━━━ DATASET RECORDS

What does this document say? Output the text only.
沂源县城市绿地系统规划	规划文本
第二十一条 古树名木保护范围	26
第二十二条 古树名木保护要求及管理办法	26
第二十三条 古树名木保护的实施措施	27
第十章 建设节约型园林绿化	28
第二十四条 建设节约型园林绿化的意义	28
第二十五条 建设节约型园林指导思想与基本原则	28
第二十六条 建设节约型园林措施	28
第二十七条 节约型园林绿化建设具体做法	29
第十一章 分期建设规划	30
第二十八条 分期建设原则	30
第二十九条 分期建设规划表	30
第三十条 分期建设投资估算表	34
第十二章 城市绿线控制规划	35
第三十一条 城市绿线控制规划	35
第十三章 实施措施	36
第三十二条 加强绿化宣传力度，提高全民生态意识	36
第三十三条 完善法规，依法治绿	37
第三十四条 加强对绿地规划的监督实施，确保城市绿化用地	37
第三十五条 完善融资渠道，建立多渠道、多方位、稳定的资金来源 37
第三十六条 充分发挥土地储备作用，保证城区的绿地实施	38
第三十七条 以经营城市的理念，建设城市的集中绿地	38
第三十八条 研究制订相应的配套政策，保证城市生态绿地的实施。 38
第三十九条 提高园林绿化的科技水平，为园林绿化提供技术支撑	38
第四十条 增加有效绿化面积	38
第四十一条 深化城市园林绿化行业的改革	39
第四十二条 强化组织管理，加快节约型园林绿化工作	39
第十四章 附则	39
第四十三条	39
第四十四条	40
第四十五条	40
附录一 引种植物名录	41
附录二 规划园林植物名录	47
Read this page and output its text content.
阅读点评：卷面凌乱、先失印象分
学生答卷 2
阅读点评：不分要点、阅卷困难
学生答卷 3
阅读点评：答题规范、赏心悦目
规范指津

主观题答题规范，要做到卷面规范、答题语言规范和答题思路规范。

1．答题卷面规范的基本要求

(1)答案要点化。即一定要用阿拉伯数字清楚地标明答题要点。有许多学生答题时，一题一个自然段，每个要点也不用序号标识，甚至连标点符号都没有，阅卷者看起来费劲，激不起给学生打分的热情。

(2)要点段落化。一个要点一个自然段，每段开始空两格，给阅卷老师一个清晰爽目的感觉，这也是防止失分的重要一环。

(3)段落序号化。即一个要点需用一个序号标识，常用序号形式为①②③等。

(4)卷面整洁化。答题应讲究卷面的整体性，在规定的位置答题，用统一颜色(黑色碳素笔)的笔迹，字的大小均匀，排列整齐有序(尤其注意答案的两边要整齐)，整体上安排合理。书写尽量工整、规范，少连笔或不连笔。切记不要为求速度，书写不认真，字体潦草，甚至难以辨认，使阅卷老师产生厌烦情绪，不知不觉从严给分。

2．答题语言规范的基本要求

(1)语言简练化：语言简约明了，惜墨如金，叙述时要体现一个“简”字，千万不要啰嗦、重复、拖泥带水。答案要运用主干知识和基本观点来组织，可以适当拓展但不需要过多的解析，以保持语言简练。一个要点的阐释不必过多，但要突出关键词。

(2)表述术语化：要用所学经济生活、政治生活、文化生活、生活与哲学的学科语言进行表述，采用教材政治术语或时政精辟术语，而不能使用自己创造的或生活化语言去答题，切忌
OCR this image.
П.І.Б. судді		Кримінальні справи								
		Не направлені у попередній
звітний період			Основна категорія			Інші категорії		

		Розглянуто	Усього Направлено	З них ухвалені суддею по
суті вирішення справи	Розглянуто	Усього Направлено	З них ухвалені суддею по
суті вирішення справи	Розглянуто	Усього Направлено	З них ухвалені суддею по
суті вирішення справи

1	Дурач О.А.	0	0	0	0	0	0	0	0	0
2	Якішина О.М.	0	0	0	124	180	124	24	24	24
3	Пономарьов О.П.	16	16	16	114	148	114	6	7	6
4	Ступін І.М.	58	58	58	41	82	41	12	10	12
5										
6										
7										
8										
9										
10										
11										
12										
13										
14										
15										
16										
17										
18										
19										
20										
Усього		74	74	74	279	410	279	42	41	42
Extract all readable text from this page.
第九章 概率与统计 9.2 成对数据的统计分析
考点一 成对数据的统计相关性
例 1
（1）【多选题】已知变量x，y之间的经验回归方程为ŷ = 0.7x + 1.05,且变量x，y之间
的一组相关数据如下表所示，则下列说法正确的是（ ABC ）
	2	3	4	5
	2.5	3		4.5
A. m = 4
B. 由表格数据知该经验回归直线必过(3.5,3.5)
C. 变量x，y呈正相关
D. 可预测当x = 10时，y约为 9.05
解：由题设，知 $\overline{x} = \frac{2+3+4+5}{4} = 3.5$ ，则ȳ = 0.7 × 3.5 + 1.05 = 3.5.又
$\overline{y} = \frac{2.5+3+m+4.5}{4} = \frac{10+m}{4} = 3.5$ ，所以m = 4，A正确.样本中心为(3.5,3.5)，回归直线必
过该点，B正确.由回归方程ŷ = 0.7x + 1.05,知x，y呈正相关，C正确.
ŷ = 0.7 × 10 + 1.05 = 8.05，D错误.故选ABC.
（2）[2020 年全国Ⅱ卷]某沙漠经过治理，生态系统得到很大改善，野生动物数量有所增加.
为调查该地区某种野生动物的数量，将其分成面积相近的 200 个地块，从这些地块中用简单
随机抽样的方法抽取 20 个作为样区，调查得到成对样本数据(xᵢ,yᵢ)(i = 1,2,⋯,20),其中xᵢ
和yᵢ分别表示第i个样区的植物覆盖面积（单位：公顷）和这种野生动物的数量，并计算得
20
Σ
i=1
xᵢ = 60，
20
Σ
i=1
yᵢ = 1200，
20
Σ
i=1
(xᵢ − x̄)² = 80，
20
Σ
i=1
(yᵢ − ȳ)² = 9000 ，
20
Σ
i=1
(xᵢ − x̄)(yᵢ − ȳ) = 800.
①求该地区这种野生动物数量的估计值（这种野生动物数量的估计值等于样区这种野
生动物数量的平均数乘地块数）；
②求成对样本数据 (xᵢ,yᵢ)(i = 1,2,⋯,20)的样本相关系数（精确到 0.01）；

━━━━━━

YOUR OBJECTIVE> Print the whole listing exactly as it is.

SOLUTION TO THIS PROBLEM>
What does this document say? Output the text only.
沂源县城市绿地系统规划	规划文本
第二十一条 古树名木保护范围	26
第二十二条 古树名木保护要求及管理办法	26
第二十三条 古树名木保护的实施措施	27
第十章 建设节约型园林绿化	28
第二十四条 建设节约型园林绿化的意义	28
第二十五条 建设节约型园林指导思想与基本原则	28
第二十六条 建设节约型园林措施	28
第二十七条 节约型园林绿化建设具体做法	29
第十一章 分期建设规划	30
第二十八条 分期建设原则	30
第二十九条 分期建设规划表	30
第三十条 分期建设投资估算表	34
第十二章 城市绿线控制规划	35
第三十一条 城市绿线控制规划	35
第十三章 实施措施	36
第三十二条 加强绿化宣传力度，提高全民生态意识	36
第三十三条 完善法规，依法治绿	37
第三十四条 加强对绿地规划的监督实施，确保城市绿化用地	37
第三十五条 完善融资渠道，建立多渠道、多方位、稳定的资金来源 37
第三十六条 充分发挥土地储备作用，保证城区的绿地实施	38
第三十七条 以经营城市的理念，建设城市的集中绿地	38
第三十八条 研究制订相应的配套政策，保证城市生态绿地的实施。 38
第三十九条 提高园林绿化的科技水平，为园林绿化提供技术支撑	38
第四十条 增加有效绿化面积	38
第四十一条 深化城市园林绿化行业的改革	39
第四十二条 强化组织管理，加快节约型园林绿化工作	39
第十四章 附则	39
第四十三条	39
第四十四条	40
第四十五条	40
附录一 引种植物名录	41
附录二 规划园林植物名录	47
Read this page and output its text content.
阅读点评：卷面凌乱、先失印象分
学生答卷 2
阅读点评：不分要点、阅卷困难
学生答卷 3
阅读点评：答题规范、赏心悦目
规范指津

主观题答题规范，要做到卷面规范、答题语言规范和答题思路规范。

1．答题卷面规范的基本要求

(1)答案要点化。即一定要用阿拉伯数字清楚地标明答题要点。有许多学生答题时，一题一个自然段，每个要点也不用序号标识，甚至连标点符号都没有，阅卷者看起来费劲，激不起给学生打分的热情。

(2)要点段落化。一个要点一个自然段，每段开始空两格，给阅卷老师一个清晰爽目的感觉，这也是防止失分的重要一环。

(3)段落序号化。即一个要点需用一个序号标识，常用序号形式为①②③等。

(4)卷面整洁化。答题应讲究卷面的整体性，在规定的位置答题，用统一颜色(黑色碳素笔)的笔迹，字的大小均匀，排列整齐有序(尤其注意答案的两边要整齐)，整体上安排合理。书写尽量工整、规范，少连笔或不连笔。切记不要为求速度，书写不认真，字体潦草，甚至难以辨认，使阅卷老师产生厌烦情绪，不知不觉从严给分。

2．答题语言规范的基本要求

(1)语言简练化：语言简约明了，惜墨如金，叙述时要体现一个“简”字，千万不要啰嗦、重复、拖泥带水。答案要运用主干知识和基本观点来组织，可以适当拓展但不需要过多的解析，以保持语言简练。一个要点的阐释不必过多，但要突出关键词。

(2)表述术语化：要用所学经济生活、政治生活、文化生活、生活与哲学的学科语言进行表述，采用教材政治术语或时政精辟术语，而不能使用自己创造的或生活化语言去答题，切忌
OCR this image.
П.І.Б. судді		Кримінальні справи								
		Не направлені у попередній
звітний період			Основна категорія			Інші категорії		

		Розглянуто	Усього Направлено	З них ухвалені суддею по
суті вирішення справи	Розглянуто	Усього Направлено	З них ухвалені суддею по
суті вирішення справи	Розглянуто	Усього Направлено	З них ухвалені суддею по
суті вирішення справи

1	Дурач О.А.	0	0	0	0	0	0	0	0	0
2	Якішина О.М.	0	0	0	124	180	124	24	24	24
3	Пономарьов О.П.	16	16	16	114	148	114	6	7	6
4	Ступін І.М.	58	58	58	41	82	41	12	10	12
5										
6										
7										
8										
9										
10										
11										
12										
13										
14										
15										
16										
17										
18										
19										
20										
Усього		74	74	74	279	410	279	42	41	42
Extract all readable text from this page.
第九章 概率与统计 9.2 成对数据的统计分析
考点一 成对数据的统计相关性
例 1
（1）【多选题】已知变量x，y之间的经验回归方程为ŷ = 0.7x + 1.05,且变量x，y之间
的一组相关数据如下表所示，则下列说法正确的是（ ABC ）
	2	3	4	5
	2.5	3		4.5
A. m = 4
B. 由表格数据知该经验回归直线必过(3.5,3.5)
C. 变量x，y呈正相关
D. 可预测当x = 10时，y约为 9.05
解：由题设，知 $\overline{x} = \frac{2+3+4+5}{4} = 3.5$ ，则ȳ = 0.7 × 3.5 + 1.05 = 3.5.又
$\overline{y} = \frac{2.5+3+m+4.5}{4} = \frac{10+m}{4} = 3.5$ ，所以m = 4，A正确.样本中心为(3.5,3.5)，回归直线必
过该点，B正确.由回归方程ŷ = 0.7x + 1.05,知x，y呈正相关，C正确.
ŷ = 0.7 × 10 + 1.05 = 8.05，D错误.故选ABC.
（2）[2020 年全国Ⅱ卷]某沙漠经过治理，生态系统得到很大改善，野生动物数量有所增加.
为调查该地区某种野生动物的数量，将其分成面积相近的 200 个地块，从这些地块中用简单
随机抽样的方法抽取 20 个作为样区，调查得到成对样本数据(xᵢ,yᵢ)(i = 1,2,⋯,20),其中xᵢ
和yᵢ分别表示第i个样区的植物覆盖面积（单位：公顷）和这种野生动物的数量，并计算得
20
Σ
i=1
xᵢ = 60，
20
Σ
i=1
yᵢ = 1200，
20
Σ
i=1
(xᵢ − x̄)² = 80，
20
Σ
i=1
(yᵢ − ȳ)² = 9000 ，
20
Σ
i=1
(xᵢ − x̄)(yᵢ − ȳ) = 800.
①求该地区这种野生动物数量的估计值（这种野生动物数量的估计值等于样区这种野
生动物数量的平均数乘地块数）；
②求成对样本数据 (xᵢ,yᵢ)(i = 1,2,⋯,20)的样本相关系数（精确到 0.01）；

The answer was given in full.